Records to use:

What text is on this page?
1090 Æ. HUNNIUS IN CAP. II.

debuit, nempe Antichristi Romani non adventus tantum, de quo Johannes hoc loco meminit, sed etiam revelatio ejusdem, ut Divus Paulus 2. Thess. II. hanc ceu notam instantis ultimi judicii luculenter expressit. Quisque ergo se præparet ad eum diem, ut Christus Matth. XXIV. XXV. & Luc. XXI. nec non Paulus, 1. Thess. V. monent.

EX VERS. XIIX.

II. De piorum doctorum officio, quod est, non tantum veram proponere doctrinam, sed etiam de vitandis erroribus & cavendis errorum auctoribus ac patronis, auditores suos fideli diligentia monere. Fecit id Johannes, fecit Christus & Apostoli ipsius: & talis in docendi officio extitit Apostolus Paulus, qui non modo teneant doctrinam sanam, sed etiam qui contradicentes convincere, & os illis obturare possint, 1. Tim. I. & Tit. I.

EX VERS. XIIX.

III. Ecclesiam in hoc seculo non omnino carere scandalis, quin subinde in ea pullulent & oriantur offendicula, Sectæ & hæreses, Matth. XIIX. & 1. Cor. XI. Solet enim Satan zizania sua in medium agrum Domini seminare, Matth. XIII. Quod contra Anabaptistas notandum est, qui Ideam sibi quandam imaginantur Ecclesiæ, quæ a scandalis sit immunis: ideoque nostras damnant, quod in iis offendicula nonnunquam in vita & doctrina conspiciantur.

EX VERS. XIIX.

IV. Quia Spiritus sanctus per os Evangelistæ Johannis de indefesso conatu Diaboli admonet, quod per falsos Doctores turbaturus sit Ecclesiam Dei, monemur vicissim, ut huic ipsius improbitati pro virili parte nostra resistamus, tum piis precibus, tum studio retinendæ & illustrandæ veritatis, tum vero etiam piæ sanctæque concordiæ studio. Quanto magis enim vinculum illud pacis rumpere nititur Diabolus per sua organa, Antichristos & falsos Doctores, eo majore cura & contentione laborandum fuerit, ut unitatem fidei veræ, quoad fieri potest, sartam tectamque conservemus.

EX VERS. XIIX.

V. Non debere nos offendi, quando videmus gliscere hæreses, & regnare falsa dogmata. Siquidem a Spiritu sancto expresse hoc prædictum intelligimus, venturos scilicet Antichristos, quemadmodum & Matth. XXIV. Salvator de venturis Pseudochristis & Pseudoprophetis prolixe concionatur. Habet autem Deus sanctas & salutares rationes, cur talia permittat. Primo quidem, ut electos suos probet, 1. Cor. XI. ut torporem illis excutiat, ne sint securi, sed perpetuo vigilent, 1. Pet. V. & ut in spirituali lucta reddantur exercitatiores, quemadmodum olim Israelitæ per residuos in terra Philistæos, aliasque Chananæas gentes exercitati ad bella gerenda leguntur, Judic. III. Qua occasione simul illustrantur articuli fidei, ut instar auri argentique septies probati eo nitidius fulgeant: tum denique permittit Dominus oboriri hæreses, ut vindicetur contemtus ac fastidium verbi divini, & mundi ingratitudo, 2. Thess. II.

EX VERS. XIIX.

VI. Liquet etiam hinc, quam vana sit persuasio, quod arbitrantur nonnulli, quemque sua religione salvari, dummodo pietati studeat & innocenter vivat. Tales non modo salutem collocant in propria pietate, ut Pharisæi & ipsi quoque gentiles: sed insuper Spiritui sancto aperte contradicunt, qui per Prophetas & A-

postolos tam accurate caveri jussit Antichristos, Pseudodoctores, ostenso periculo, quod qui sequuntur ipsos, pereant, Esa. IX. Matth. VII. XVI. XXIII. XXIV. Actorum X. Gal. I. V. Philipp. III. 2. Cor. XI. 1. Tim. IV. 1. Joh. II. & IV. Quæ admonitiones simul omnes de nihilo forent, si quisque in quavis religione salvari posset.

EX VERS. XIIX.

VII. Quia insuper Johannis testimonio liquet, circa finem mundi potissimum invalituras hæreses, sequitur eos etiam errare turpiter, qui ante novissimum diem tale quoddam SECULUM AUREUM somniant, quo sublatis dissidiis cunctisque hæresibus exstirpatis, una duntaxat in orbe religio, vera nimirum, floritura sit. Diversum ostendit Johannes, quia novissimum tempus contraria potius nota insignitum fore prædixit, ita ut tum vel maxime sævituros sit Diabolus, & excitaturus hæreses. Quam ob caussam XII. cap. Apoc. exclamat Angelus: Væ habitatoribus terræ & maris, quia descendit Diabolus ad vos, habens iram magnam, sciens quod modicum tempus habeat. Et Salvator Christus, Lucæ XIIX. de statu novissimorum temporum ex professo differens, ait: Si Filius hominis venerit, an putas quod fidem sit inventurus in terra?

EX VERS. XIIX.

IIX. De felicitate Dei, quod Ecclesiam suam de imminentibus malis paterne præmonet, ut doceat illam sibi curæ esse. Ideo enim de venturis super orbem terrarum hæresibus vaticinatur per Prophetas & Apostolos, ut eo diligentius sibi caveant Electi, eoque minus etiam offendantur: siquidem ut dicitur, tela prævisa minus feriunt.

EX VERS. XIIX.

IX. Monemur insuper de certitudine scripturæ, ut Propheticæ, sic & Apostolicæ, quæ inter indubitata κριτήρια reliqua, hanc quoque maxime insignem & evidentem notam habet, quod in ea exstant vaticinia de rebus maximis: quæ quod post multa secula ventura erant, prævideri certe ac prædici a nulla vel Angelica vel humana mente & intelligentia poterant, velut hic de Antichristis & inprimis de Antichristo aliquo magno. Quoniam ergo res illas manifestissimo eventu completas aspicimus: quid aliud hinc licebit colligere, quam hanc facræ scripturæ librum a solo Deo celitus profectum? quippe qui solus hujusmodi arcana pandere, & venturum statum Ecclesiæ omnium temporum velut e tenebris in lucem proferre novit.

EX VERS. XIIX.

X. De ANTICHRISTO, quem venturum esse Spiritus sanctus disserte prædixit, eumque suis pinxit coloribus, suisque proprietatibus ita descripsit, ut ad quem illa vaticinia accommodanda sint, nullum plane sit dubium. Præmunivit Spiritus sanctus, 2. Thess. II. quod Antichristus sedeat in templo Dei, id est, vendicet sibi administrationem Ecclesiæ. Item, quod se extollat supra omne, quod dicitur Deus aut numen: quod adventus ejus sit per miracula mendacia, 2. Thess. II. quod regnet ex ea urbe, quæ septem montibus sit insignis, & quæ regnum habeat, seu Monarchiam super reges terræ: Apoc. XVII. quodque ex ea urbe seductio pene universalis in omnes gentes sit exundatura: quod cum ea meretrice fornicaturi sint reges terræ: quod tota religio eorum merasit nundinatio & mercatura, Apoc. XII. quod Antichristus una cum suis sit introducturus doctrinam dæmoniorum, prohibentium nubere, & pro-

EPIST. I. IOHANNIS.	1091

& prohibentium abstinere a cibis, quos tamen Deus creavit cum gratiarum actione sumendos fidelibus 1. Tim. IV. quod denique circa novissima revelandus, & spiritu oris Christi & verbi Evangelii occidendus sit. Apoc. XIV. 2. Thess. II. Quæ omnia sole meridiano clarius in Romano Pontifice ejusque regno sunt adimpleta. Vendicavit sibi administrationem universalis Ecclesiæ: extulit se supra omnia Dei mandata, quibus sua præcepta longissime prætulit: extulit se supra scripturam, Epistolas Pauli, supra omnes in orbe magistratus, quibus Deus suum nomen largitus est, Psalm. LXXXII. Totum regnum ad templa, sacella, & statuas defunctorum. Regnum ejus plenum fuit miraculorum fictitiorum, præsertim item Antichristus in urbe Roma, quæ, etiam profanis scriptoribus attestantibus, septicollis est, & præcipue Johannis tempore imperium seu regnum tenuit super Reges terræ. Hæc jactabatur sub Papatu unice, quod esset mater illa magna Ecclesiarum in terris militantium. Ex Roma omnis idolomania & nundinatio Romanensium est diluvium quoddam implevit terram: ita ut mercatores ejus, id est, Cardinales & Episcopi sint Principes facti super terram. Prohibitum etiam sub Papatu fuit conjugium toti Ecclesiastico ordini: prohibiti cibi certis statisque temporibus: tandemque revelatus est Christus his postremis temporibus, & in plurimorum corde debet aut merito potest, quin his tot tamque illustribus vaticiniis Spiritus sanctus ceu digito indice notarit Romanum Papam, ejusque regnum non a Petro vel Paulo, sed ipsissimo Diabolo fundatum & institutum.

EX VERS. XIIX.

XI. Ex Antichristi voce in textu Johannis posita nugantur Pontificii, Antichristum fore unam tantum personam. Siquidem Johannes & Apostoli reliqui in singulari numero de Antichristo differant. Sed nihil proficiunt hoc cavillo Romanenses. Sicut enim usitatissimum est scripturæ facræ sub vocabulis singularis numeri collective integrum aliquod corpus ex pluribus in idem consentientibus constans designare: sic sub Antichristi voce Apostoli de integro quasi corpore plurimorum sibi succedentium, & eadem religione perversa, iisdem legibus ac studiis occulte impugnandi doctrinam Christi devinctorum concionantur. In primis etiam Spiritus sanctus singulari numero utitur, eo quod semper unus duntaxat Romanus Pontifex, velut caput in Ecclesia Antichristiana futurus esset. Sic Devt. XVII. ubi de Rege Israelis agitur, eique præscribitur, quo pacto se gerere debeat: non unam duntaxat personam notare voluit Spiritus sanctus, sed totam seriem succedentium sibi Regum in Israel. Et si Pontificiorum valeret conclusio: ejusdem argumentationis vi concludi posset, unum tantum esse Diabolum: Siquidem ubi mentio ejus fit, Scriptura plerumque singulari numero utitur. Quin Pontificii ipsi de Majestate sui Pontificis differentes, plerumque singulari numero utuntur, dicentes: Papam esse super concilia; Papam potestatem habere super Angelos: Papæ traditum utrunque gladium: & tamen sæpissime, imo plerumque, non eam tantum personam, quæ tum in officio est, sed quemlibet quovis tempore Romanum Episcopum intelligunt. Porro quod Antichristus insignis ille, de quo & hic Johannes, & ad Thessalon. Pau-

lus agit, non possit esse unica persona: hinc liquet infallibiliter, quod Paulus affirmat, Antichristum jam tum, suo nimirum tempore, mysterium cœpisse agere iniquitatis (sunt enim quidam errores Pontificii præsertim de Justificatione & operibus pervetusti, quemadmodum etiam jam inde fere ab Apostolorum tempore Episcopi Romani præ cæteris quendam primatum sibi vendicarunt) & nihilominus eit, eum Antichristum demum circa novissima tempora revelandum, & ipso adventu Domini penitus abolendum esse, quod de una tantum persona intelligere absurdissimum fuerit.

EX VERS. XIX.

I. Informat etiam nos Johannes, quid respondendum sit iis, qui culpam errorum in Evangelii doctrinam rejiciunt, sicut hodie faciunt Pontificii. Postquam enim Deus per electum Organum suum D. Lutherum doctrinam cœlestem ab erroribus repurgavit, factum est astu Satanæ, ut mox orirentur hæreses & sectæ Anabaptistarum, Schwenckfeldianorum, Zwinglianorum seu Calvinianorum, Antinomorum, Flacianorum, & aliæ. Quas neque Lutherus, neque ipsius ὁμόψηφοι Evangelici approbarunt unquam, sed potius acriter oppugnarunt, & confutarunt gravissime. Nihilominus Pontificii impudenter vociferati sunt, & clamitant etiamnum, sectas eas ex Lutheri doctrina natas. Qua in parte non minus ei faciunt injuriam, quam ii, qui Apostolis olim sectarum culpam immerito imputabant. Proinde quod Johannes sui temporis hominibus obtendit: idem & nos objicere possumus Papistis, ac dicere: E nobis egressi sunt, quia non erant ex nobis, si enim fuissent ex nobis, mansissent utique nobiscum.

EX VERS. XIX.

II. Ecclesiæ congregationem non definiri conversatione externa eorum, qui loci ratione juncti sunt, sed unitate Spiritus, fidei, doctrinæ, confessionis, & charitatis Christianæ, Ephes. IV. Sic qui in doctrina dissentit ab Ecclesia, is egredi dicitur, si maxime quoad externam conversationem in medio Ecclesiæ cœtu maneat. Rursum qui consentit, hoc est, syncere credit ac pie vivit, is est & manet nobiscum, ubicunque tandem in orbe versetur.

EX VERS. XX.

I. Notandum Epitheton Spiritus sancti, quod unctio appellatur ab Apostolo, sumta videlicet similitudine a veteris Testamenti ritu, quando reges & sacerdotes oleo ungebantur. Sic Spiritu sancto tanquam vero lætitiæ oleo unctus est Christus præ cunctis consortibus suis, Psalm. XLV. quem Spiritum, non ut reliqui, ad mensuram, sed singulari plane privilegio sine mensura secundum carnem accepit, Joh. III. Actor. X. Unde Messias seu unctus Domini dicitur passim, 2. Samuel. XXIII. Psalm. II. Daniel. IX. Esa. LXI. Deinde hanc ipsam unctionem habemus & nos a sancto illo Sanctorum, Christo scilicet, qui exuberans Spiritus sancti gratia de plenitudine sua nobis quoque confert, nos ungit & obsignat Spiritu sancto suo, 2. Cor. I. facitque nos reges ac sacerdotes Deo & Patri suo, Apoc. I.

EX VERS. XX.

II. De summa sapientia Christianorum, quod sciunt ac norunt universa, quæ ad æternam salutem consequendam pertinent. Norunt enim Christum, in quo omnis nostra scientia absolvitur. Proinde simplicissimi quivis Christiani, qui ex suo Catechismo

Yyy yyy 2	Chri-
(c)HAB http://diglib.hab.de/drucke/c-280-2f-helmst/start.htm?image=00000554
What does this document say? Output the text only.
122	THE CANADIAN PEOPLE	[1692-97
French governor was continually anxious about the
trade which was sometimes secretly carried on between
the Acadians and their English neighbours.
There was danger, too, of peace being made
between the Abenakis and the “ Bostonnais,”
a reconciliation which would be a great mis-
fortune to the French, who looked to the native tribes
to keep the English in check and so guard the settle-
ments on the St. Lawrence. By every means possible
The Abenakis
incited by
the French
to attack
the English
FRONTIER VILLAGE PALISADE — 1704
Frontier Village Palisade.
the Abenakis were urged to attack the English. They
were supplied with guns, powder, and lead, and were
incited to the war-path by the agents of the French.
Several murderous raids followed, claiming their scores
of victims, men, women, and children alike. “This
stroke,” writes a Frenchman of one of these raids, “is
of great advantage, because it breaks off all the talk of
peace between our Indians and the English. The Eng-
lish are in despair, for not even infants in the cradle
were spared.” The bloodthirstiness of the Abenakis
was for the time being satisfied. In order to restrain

Work to be completed: Collect the lines that hold "raids".

Task answer:
Several murderous raids followed, claiming their scores
stroke,” writes a Frenchman of one of these raids, “is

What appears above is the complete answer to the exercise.